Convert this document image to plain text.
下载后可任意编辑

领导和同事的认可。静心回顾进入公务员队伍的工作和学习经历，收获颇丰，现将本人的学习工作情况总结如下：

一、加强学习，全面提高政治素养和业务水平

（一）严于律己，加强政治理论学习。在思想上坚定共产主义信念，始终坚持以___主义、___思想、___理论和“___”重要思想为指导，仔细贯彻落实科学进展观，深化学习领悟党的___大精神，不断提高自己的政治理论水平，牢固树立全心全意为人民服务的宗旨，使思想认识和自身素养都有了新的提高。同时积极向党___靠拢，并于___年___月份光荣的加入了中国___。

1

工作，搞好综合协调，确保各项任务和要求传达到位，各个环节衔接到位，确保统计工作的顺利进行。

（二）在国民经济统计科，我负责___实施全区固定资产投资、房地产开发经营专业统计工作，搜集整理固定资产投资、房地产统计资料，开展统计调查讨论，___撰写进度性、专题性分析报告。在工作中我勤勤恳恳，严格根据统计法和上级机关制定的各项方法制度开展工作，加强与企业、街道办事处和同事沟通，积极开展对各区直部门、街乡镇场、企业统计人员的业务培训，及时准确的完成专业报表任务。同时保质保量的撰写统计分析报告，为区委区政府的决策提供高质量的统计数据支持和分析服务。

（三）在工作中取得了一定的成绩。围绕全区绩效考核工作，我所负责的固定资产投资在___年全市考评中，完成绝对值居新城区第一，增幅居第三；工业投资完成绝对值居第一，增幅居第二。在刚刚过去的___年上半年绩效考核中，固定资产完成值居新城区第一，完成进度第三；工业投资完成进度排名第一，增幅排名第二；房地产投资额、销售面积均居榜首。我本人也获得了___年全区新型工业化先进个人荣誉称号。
____
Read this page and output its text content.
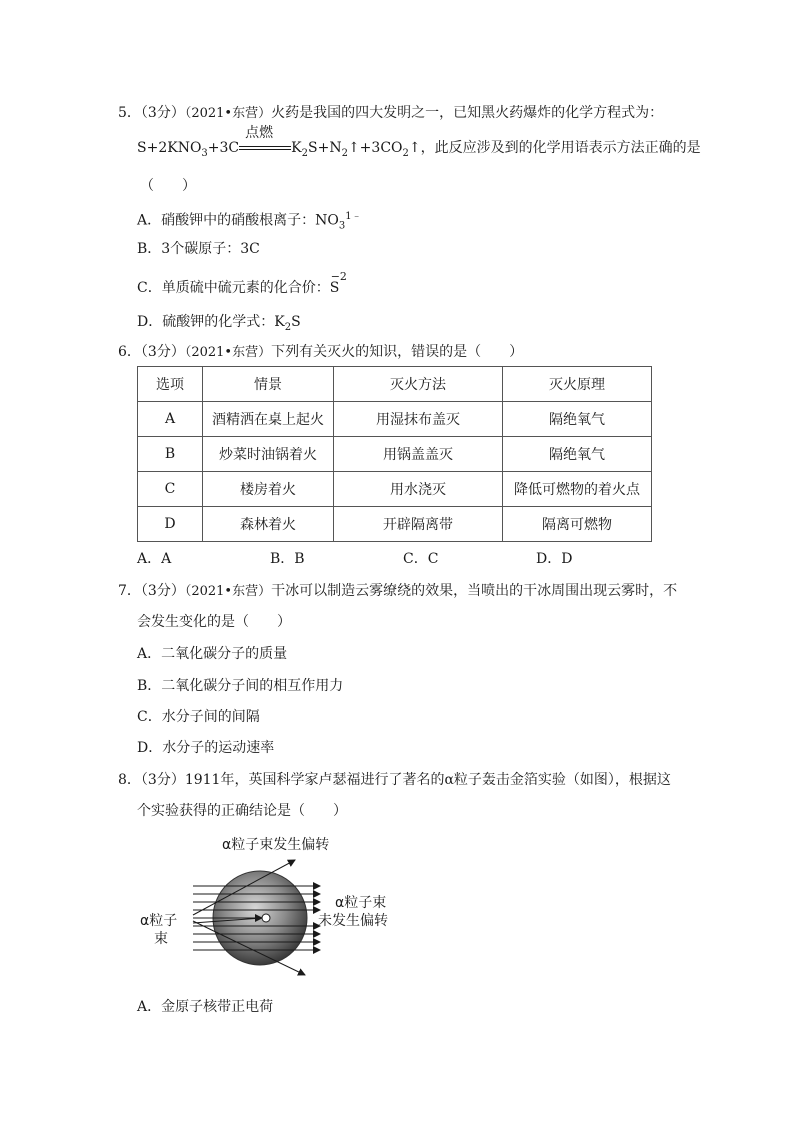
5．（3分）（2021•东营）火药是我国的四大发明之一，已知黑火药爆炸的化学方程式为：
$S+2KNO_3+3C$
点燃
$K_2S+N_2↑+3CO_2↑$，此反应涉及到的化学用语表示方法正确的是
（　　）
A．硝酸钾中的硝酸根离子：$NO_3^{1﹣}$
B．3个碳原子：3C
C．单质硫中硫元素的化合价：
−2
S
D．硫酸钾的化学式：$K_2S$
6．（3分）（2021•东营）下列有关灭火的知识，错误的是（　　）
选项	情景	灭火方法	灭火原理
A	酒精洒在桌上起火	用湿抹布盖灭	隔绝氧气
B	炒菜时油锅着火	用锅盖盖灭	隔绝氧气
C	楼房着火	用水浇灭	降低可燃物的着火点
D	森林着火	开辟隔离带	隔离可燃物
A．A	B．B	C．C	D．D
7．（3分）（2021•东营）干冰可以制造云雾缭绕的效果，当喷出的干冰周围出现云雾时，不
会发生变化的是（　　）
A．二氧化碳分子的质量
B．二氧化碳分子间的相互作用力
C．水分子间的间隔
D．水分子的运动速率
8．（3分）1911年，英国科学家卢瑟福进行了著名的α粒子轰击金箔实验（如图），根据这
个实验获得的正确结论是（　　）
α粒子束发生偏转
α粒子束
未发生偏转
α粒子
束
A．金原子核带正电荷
____
Only lines with the word "隔绝氧气" should be collected from the material.

## The solution
A	酒精洒在桌上起火	用湿抹布盖灭	隔绝氧气
B	炒菜时油锅着火	用锅盖盖灭	隔绝氧气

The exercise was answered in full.